Records shown:
%%

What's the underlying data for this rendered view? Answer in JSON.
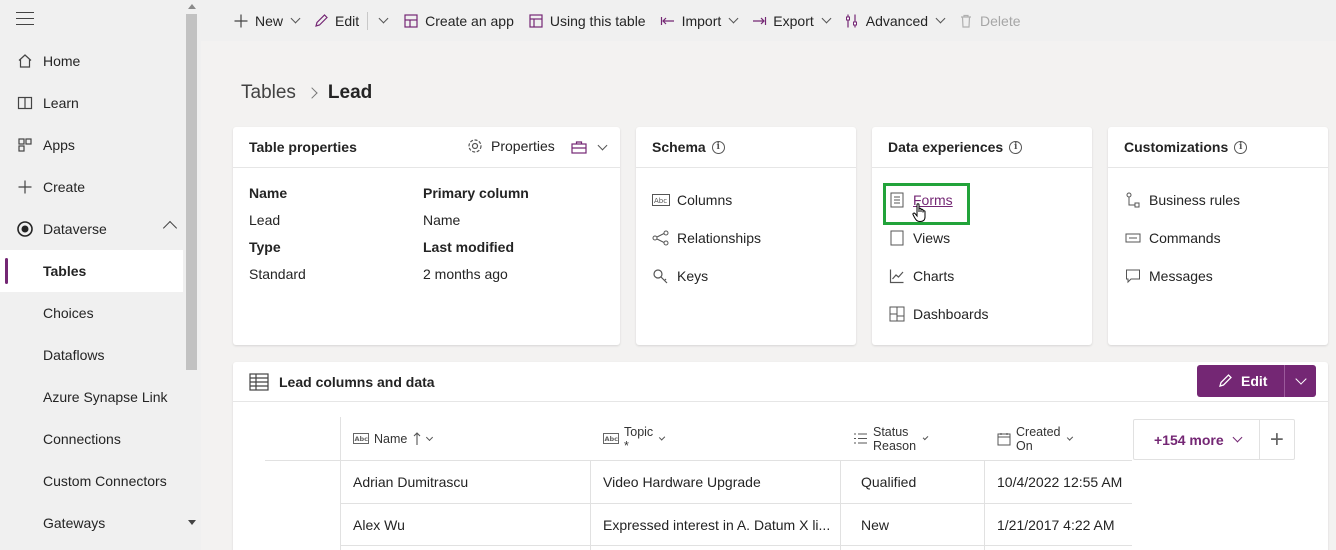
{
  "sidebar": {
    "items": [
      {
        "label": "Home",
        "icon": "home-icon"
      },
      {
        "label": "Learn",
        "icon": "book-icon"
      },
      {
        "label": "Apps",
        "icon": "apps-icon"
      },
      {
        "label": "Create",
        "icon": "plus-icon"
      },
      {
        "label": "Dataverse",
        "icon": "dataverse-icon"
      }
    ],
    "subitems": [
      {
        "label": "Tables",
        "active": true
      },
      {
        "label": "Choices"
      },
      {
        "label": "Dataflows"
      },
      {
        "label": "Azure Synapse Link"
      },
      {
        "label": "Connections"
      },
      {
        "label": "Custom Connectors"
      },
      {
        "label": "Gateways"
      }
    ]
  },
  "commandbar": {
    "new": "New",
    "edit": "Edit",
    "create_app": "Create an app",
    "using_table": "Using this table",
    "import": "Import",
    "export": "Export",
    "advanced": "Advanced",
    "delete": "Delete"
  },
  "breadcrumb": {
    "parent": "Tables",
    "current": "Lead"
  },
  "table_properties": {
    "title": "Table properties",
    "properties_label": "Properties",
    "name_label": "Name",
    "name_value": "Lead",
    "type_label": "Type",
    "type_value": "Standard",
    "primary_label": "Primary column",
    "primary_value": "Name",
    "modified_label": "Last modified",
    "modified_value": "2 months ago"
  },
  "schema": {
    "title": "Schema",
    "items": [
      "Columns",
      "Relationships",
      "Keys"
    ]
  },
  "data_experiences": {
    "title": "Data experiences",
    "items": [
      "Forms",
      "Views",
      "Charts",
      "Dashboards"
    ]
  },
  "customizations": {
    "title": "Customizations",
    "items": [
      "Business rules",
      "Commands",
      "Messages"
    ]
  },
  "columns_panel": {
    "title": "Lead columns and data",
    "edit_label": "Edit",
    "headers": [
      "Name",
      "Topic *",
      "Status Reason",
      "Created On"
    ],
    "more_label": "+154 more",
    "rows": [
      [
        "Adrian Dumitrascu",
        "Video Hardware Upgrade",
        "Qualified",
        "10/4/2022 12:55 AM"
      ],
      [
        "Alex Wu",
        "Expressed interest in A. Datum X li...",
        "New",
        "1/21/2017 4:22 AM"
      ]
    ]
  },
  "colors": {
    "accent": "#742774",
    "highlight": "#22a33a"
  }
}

%%

Request:
Transcribe the whole listing, character for character, but not its images.

Exercise result:
What's the underlying data for this rendered view? Answer in JSON.
{
  "sidebar": {
    "items": [
      {
        "label": "Home",
        "icon": "home-icon"
      },
      {
        "label": "Learn",
        "icon": "book-icon"
      },
      {
        "label": "Apps",
        "icon": "apps-icon"
      },
      {
        "label": "Create",
        "icon": "plus-icon"
      },
      {
        "label": "Dataverse",
        "icon": "dataverse-icon"
      }
    ],
    "subitems": [
      {
        "label": "Tables",
        "active": true
      },
      {
        "label": "Choices"
      },
      {
        "label": "Dataflows"
      },
      {
        "label": "Azure Synapse Link"
      },
      {
        "label": "Connections"
      },
      {
        "label": "Custom Connectors"
      },
      {
        "label": "Gateways"
      }
    ]
  },
  "commandbar": {
    "new": "New",
    "edit": "Edit",
    "create_app": "Create an app",
    "using_table": "Using this table",
    "import": "Import",
    "export": "Export",
    "advanced": "Advanced",
    "delete": "Delete"
  },
  "breadcrumb": {
    "parent": "Tables",
    "current": "Lead"
  },
  "table_properties": {
    "title": "Table properties",
    "properties_label": "Properties",
    "name_label": "Name",
    "name_value": "Lead",
    "type_label": "Type",
    "type_value": "Standard",
    "primary_label": "Primary column",
    "primary_value": "Name",
    "modified_label": "Last modified",
    "modified_value": "2 months ago"
  },
  "schema": {
    "title": "Schema",
    "items": [
      "Columns",
      "Relationships",
      "Keys"
    ]
  },
  "data_experiences": {
    "title": "Data experiences",
    "items": [
      "Forms",
      "Views",
      "Charts",
      "Dashboards"
    ]
  },
  "customizations": {
    "title": "Customizations",
    "items": [
      "Business rules",
      "Commands",
      "Messages"
    ]
  },
  "columns_panel": {
    "title": "Lead columns and data",
    "edit_label": "Edit",
    "headers": [
      "Name",
      "Topic *",
      "Status Reason",
      "Created On"
    ],
    "more_label": "+154 more",
    "rows": [
      [
        "Adrian Dumitrascu",
        "Video Hardware Upgrade",
        "Qualified",
        "10/4/2022 12:55 AM"
      ],
      [
        "Alex Wu",
        "Expressed interest in A. Datum X li...",
        "New",
        "1/21/2017 4:22 AM"
      ]
    ]
  },
  "colors": {
    "accent": "#742774",
    "highlight": "#22a33a"
  }
}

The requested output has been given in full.